* _TASK BRIEF_: Find the word "Proof" in the material below and gather every line that contains it.

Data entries
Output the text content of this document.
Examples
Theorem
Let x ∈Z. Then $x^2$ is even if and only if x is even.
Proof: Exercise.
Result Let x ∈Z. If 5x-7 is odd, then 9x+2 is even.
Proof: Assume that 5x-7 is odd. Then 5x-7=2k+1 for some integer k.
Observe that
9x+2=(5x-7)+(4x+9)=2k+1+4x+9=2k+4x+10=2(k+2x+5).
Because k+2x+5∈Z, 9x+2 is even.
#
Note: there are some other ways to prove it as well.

* _PROBLEM SOLUTION_:
Proof: Exercise.
Proof: Assume that 5x-7 is odd. Then 5x-7=2k+1 for some integer k.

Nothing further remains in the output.